[Records from a collection]

|---|

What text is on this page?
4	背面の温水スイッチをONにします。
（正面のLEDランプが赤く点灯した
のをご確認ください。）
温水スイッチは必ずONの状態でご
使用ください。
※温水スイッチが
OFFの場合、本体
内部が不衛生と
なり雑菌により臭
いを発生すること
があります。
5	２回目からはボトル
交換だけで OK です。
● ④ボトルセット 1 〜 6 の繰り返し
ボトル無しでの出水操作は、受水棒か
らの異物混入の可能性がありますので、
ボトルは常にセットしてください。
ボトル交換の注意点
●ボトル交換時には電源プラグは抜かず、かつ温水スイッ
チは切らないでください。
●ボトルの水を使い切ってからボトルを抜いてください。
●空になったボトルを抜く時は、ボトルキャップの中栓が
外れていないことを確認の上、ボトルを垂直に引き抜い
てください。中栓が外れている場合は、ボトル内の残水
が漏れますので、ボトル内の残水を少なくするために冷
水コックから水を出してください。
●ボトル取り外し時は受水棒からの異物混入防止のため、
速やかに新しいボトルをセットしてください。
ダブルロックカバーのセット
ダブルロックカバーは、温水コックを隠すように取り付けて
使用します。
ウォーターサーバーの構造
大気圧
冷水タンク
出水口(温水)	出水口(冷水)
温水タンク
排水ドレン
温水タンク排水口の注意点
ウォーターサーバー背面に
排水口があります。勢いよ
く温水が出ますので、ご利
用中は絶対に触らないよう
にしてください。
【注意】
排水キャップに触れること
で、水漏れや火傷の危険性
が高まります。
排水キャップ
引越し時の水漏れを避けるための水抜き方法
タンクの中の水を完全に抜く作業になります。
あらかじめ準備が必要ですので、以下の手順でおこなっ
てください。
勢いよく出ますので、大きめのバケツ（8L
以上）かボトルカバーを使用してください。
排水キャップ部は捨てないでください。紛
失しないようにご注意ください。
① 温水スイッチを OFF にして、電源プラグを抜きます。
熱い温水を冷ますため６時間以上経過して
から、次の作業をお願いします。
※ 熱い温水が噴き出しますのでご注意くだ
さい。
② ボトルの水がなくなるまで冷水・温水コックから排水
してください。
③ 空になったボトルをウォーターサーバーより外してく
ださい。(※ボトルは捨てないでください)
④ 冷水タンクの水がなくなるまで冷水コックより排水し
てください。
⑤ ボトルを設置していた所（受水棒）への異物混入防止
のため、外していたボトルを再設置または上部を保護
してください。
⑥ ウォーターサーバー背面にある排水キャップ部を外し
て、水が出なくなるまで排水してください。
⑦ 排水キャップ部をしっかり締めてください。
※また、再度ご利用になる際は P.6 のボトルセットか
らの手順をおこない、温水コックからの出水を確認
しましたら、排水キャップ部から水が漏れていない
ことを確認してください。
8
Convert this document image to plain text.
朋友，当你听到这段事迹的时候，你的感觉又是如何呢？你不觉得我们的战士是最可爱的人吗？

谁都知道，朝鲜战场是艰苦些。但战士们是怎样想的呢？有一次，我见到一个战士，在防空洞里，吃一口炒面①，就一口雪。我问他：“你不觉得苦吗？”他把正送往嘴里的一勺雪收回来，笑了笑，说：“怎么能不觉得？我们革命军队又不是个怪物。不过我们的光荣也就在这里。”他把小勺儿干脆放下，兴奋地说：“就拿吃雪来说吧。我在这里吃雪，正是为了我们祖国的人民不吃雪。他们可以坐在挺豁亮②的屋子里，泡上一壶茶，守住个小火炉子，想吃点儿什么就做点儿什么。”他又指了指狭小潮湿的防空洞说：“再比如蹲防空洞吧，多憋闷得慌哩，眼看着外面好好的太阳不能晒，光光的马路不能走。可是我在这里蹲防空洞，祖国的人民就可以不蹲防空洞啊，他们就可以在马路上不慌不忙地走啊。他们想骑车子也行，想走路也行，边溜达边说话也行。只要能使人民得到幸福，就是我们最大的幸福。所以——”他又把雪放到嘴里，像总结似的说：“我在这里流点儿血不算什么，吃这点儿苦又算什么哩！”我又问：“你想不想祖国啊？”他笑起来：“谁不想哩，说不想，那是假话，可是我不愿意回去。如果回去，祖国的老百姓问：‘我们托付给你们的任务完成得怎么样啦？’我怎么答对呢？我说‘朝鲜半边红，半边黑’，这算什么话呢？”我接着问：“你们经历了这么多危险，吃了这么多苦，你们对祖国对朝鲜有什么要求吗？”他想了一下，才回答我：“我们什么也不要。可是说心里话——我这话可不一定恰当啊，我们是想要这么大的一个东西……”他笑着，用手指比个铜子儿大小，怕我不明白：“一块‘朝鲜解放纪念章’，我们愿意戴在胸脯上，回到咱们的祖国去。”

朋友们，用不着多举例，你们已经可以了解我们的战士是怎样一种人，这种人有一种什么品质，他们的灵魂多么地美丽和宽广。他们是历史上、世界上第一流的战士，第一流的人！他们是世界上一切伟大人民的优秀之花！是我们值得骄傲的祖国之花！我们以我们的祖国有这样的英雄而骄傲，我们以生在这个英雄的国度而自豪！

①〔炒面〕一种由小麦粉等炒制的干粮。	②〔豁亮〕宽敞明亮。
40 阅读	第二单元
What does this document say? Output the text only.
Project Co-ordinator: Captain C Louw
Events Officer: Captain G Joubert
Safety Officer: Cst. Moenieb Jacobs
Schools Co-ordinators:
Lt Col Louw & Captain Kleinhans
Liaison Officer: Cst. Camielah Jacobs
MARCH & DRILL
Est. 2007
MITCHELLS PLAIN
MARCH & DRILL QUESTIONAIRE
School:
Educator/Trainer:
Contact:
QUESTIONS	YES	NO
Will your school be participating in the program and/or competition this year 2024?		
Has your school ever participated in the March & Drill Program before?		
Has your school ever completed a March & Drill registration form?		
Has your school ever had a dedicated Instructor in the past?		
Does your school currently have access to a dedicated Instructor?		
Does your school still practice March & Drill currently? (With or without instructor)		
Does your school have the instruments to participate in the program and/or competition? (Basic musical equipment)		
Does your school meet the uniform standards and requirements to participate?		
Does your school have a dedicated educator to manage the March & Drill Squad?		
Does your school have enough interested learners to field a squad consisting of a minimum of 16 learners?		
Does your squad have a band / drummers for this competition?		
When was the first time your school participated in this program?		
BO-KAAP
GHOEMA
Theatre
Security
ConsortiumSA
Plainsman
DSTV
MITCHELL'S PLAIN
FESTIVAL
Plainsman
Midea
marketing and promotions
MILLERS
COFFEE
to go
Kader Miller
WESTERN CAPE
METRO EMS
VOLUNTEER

|---|

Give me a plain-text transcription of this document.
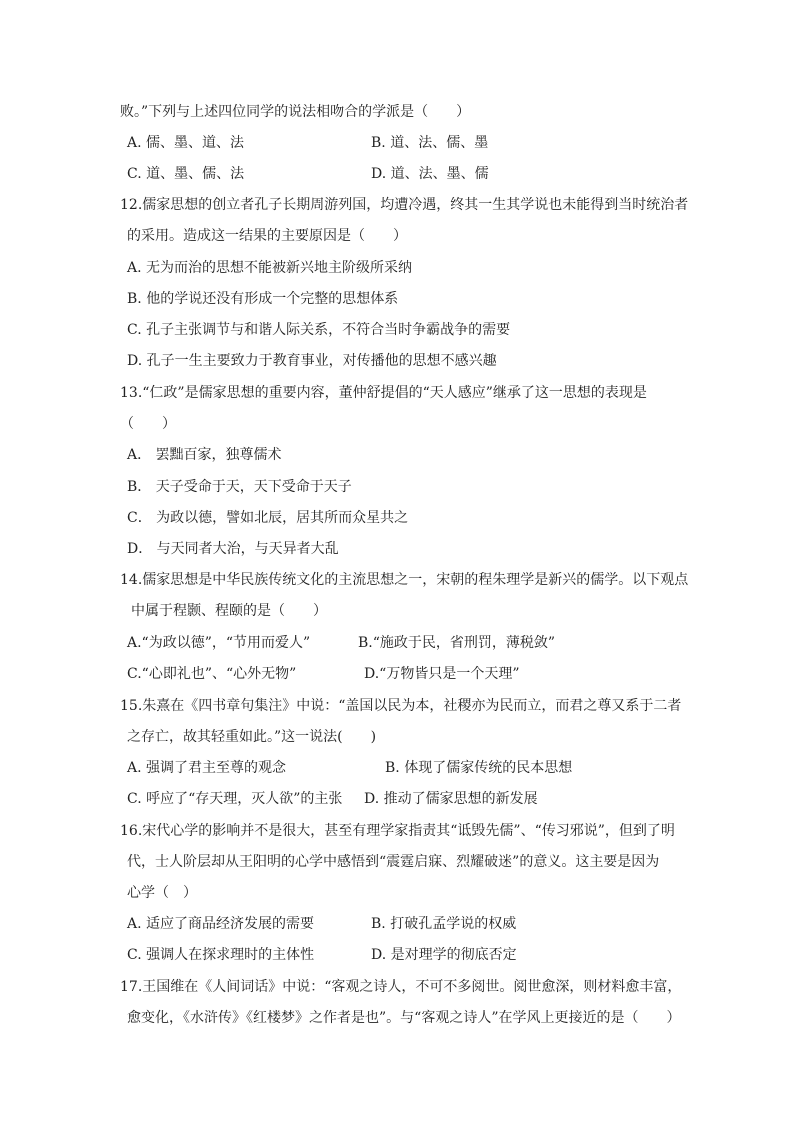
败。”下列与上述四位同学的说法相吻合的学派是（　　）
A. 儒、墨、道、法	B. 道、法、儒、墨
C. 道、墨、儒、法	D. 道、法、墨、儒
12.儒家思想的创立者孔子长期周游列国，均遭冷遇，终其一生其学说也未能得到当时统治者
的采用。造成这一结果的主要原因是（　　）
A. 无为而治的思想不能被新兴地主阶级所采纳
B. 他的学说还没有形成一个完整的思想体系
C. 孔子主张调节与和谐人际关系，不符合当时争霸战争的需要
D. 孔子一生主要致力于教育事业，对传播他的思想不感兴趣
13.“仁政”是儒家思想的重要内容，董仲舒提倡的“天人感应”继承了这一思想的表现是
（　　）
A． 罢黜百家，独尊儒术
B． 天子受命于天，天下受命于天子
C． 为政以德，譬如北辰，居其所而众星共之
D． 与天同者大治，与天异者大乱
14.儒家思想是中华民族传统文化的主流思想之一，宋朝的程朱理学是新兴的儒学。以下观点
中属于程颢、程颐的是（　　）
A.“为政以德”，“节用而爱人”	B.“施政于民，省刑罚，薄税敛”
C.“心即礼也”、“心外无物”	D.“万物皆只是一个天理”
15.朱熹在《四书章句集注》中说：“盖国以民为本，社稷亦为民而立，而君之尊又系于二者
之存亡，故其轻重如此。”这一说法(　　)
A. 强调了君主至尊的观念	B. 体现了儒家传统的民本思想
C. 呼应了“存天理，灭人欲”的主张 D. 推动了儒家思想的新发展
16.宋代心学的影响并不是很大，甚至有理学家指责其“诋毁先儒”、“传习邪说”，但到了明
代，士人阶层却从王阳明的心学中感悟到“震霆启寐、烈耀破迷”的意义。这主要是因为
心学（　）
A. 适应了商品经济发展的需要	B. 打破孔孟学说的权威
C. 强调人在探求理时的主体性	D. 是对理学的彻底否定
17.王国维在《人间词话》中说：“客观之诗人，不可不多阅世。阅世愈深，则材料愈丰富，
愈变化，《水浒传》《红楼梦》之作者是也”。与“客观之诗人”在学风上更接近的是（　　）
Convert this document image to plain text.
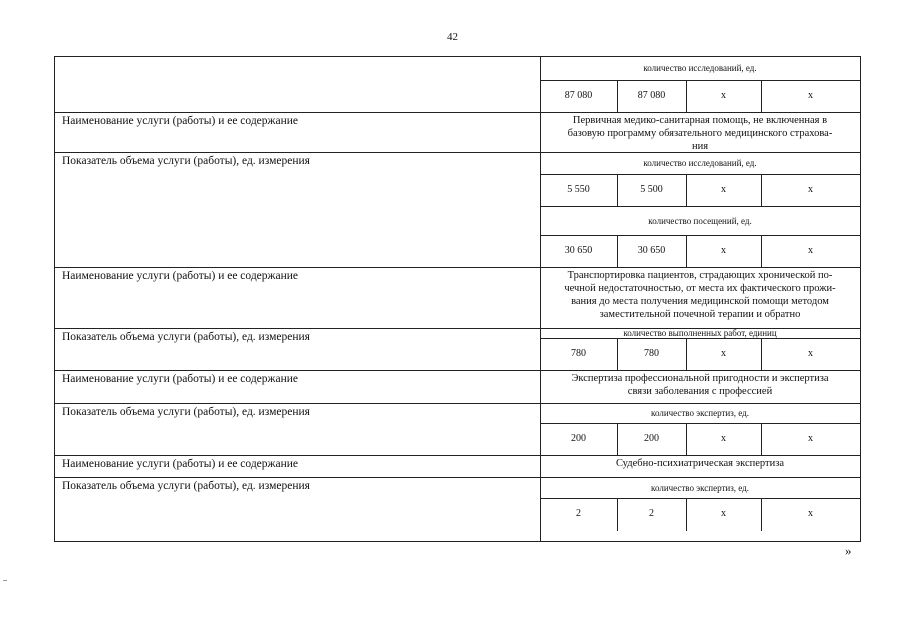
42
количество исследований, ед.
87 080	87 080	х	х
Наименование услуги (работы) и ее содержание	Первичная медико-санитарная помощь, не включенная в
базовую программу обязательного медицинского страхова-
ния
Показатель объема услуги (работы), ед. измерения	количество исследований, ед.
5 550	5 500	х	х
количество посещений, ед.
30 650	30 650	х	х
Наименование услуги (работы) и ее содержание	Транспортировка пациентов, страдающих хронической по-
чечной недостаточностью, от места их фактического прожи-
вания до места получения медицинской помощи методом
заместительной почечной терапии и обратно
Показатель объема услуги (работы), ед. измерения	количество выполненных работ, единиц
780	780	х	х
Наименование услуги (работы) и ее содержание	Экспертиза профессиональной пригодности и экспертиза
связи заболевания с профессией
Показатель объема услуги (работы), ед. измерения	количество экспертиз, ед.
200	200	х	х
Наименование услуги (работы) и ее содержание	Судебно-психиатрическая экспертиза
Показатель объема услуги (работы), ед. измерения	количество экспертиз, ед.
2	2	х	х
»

|---|

## PROBLEM DESCRIPTION
Copy every line of the data that holds the string "Captain".

## WRITTEN ANSWER
Project Co-ordinator: Captain C Louw
Events Officer: Captain G Joubert
Lt Col Louw & Captain Kleinhans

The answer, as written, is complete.